-- START OF ENTRIES --
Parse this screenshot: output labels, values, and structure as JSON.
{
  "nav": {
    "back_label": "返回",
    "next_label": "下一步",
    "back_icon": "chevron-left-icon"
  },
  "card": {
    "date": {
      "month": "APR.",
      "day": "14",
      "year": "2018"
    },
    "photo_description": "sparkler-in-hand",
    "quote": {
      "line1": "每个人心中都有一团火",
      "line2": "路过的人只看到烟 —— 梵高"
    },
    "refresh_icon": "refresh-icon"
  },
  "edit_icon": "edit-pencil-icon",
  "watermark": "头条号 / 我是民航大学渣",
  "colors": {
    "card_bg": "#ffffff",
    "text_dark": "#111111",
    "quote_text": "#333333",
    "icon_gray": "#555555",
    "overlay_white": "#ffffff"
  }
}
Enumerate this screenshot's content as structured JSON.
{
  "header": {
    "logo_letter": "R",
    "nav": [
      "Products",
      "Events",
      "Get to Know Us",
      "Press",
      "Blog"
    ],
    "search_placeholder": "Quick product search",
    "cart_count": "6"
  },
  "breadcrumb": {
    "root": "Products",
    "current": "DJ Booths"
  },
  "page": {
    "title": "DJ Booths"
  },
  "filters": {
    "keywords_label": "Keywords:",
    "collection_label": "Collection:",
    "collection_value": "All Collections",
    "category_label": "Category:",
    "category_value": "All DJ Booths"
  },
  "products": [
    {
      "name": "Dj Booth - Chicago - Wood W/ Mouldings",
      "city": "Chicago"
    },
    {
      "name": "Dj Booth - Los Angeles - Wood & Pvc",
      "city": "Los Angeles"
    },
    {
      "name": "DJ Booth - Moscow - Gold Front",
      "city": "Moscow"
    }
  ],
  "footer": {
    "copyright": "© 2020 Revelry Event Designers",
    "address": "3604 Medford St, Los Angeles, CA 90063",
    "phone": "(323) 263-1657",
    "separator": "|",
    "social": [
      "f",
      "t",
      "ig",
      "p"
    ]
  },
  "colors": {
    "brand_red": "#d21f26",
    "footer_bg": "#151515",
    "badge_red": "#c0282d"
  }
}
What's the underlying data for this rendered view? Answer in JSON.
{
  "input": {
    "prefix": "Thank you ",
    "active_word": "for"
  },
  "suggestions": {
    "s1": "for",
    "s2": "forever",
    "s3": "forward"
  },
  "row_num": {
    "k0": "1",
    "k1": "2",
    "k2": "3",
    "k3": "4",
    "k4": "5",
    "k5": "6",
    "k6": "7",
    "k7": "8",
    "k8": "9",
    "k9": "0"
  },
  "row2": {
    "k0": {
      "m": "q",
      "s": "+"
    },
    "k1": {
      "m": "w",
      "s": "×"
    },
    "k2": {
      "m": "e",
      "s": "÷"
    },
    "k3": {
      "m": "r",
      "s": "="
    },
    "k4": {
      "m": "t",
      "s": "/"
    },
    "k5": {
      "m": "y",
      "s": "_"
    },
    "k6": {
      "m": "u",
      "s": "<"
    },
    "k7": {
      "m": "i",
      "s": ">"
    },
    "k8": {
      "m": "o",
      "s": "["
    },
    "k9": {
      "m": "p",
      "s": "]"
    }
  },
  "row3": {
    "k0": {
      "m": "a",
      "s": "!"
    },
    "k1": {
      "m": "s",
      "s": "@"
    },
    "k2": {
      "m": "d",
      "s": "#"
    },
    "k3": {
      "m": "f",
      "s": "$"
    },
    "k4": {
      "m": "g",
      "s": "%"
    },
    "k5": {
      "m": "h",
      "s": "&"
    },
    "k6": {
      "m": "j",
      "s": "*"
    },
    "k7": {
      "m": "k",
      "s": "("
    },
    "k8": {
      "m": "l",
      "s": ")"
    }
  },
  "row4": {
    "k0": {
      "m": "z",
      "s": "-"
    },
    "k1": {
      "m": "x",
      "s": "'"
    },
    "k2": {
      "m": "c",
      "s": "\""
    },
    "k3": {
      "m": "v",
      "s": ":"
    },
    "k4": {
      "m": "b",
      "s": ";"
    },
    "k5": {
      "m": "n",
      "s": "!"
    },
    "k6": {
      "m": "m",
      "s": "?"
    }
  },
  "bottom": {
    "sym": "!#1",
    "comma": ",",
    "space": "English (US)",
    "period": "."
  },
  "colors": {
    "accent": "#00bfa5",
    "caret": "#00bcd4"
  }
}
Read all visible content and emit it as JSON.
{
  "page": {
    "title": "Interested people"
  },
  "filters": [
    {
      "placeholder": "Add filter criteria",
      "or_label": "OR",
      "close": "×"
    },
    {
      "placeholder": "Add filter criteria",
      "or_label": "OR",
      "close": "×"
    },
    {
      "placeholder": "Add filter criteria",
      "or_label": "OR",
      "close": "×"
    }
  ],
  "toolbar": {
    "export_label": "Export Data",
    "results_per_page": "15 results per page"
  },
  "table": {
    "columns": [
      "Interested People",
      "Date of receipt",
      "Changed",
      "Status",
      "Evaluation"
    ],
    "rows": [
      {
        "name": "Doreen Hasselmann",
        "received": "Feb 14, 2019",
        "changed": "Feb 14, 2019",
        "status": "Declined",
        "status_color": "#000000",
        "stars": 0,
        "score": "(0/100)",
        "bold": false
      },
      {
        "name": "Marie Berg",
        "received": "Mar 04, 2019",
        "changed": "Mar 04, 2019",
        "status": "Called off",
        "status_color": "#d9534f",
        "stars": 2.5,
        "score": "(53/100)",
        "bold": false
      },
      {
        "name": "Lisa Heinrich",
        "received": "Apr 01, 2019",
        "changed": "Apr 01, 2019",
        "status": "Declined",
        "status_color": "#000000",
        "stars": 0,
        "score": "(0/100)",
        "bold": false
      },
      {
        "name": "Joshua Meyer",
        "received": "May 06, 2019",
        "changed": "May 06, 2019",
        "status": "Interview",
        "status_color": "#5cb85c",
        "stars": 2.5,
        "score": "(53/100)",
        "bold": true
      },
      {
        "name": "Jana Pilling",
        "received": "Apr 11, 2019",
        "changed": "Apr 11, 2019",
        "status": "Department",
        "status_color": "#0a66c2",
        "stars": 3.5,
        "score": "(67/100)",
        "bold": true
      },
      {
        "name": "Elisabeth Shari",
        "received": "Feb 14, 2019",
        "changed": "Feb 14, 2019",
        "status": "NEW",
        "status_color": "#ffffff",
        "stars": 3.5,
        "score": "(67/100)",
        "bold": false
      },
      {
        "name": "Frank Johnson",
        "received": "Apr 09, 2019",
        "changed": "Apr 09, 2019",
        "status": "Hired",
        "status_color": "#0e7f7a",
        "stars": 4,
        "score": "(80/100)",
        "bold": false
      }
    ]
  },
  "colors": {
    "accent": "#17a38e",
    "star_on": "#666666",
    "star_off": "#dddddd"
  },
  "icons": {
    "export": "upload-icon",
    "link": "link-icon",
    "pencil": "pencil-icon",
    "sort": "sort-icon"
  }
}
-- END OF ENTRIES --
> [PROBLEM TO WORK ON]: Every line above should be retyped exactly as given.

> [TASK OUTPUT]:
Parse this screenshot: output labels, values, and structure as JSON.
{
  "nav": {
    "back_label": "返回",
    "next_label": "下一步",
    "back_icon": "chevron-left-icon"
  },
  "card": {
    "date": {
      "month": "APR.",
      "day": "14",
      "year": "2018"
    },
    "photo_description": "sparkler-in-hand",
    "quote": {
      "line1": "每个人心中都有一团火",
      "line2": "路过的人只看到烟 —— 梵高"
    },
    "refresh_icon": "refresh-icon"
  },
  "edit_icon": "edit-pencil-icon",
  "watermark": "头条号 / 我是民航大学渣",
  "colors": {
    "card_bg": "#ffffff",
    "text_dark": "#111111",
    "quote_text": "#333333",
    "icon_gray": "#555555",
    "overlay_white": "#ffffff"
  }
}
Enumerate this screenshot's content as structured JSON.
{
  "header": {
    "logo_letter": "R",
    "nav": [
      "Products",
      "Events",
      "Get to Know Us",
      "Press",
      "Blog"
    ],
    "search_placeholder": "Quick product search",
    "cart_count": "6"
  },
  "breadcrumb": {
    "root": "Products",
    "current": "DJ Booths"
  },
  "page": {
    "title": "DJ Booths"
  },
  "filters": {
    "keywords_label": "Keywords:",
    "collection_label": "Collection:",
    "collection_value": "All Collections",
    "category_label": "Category:",
    "category_value": "All DJ Booths"
  },
  "products": [
    {
      "name": "Dj Booth - Chicago - Wood W/ Mouldings",
      "city": "Chicago"
    },
    {
      "name": "Dj Booth - Los Angeles - Wood & Pvc",
      "city": "Los Angeles"
    },
    {
      "name": "DJ Booth - Moscow - Gold Front",
      "city": "Moscow"
    }
  ],
  "footer": {
    "copyright": "© 2020 Revelry Event Designers",
    "address": "3604 Medford St, Los Angeles, CA 90063",
    "phone": "(323) 263-1657",
    "separator": "|",
    "social": [
      "f",
      "t",
      "ig",
      "p"
    ]
  },
  "colors": {
    "brand_red": "#d21f26",
    "footer_bg": "#151515",
    "badge_red": "#c0282d"
  }
}
What's the underlying data for this rendered view? Answer in JSON.
{
  "input": {
    "prefix": "Thank you ",
    "active_word": "for"
  },
  "suggestions": {
    "s1": "for",
    "s2": "forever",
    "s3": "forward"
  },
  "row_num": {
    "k0": "1",
    "k1": "2",
    "k2": "3",
    "k3": "4",
    "k4": "5",
    "k5": "6",
    "k6": "7",
    "k7": "8",
    "k8": "9",
    "k9": "0"
  },
  "row2": {
    "k0": {
      "m": "q",
      "s": "+"
    },
    "k1": {
      "m": "w",
      "s": "×"
    },
    "k2": {
      "m": "e",
      "s": "÷"
    },
    "k3": {
      "m": "r",
      "s": "="
    },
    "k4": {
      "m": "t",
      "s": "/"
    },
    "k5": {
      "m": "y",
      "s": "_"
    },
    "k6": {
      "m": "u",
      "s": "<"
    },
    "k7": {
      "m": "i",
      "s": ">"
    },
    "k8": {
      "m": "o",
      "s": "["
    },
    "k9": {
      "m": "p",
      "s": "]"
    }
  },
  "row3": {
    "k0": {
      "m": "a",
      "s": "!"
    },
    "k1": {
      "m": "s",
      "s": "@"
    },
    "k2": {
      "m": "d",
      "s": "#"
    },
    "k3": {
      "m": "f",
      "s": "$"
    },
    "k4": {
      "m": "g",
      "s": "%"
    },
    "k5": {
      "m": "h",
      "s": "&"
    },
    "k6": {
      "m": "j",
      "s": "*"
    },
    "k7": {
      "m": "k",
      "s": "("
    },
    "k8": {
      "m": "l",
      "s": ")"
    }
  },
  "row4": {
    "k0": {
      "m": "z",
      "s": "-"
    },
    "k1": {
      "m": "x",
      "s": "'"
    },
    "k2": {
      "m": "c",
      "s": "\""
    },
    "k3": {
      "m": "v",
      "s": ":"
    },
    "k4": {
      "m": "b",
      "s": ";"
    },
    "k5": {
      "m": "n",
      "s": "!"
    },
    "k6": {
      "m": "m",
      "s": "?"
    }
  },
  "bottom": {
    "sym": "!#1",
    "comma": ",",
    "space": "English (US)",
    "period": "."
  },
  "colors": {
    "accent": "#00bfa5",
    "caret": "#00bcd4"
  }
}
Read all visible content and emit it as JSON.
{
  "page": {
    "title": "Interested people"
  },
  "filters": [
    {
      "placeholder": "Add filter criteria",
      "or_label": "OR",
      "close": "×"
    },
    {
      "placeholder": "Add filter criteria",
      "or_label": "OR",
      "close": "×"
    },
    {
      "placeholder": "Add filter criteria",
      "or_label": "OR",
      "close": "×"
    }
  ],
  "toolbar": {
    "export_label": "Export Data",
    "results_per_page": "15 results per page"
  },
  "table": {
    "columns": [
      "Interested People",
      "Date of receipt",
      "Changed",
      "Status",
      "Evaluation"
    ],
    "rows": [
      {
        "name": "Doreen Hasselmann",
        "received": "Feb 14, 2019",
        "changed": "Feb 14, 2019",
        "status": "Declined",
        "status_color": "#000000",
        "stars": 0,
        "score": "(0/100)",
        "bold": false
      },
      {
        "name": "Marie Berg",
        "received": "Mar 04, 2019",
        "changed": "Mar 04, 2019",
        "status": "Called off",
        "status_color": "#d9534f",
        "stars": 2.5,
        "score": "(53/100)",
        "bold": false
      },
      {
        "name": "Lisa Heinrich",
        "received": "Apr 01, 2019",
        "changed": "Apr 01, 2019",
        "status": "Declined",
        "status_color": "#000000",
        "stars": 0,
        "score": "(0/100)",
        "bold": false
      },
      {
        "name": "Joshua Meyer",
        "received": "May 06, 2019",
        "changed": "May 06, 2019",
        "status": "Interview",
        "status_color": "#5cb85c",
        "stars": 2.5,
        "score": "(53/100)",
        "bold": true
      },
      {
        "name": "Jana Pilling",
        "received": "Apr 11, 2019",
        "changed": "Apr 11, 2019",
        "status": "Department",
        "status_color": "#0a66c2",
        "stars": 3.5,
        "score": "(67/100)",
        "bold": true
      },
      {
        "name": "Elisabeth Shari",
        "received": "Feb 14, 2019",
        "changed": "Feb 14, 2019",
        "status": "NEW",
        "status_color": "#ffffff",
        "stars": 3.5,
        "score": "(67/100)",
        "bold": false
      },
      {
        "name": "Frank Johnson",
        "received": "Apr 09, 2019",
        "changed": "Apr 09, 2019",
        "status": "Hired",
        "status_color": "#0e7f7a",
        "stars": 4,
        "score": "(80/100)",
        "bold": false
      }
    ]
  },
  "colors": {
    "accent": "#17a38e",
    "star_on": "#666666",
    "star_off": "#dddddd"
  },
  "icons": {
    "export": "upload-icon",
    "link": "link-icon",
    "pencil": "pencil-icon",
    "sort": "sort-icon"
  }
}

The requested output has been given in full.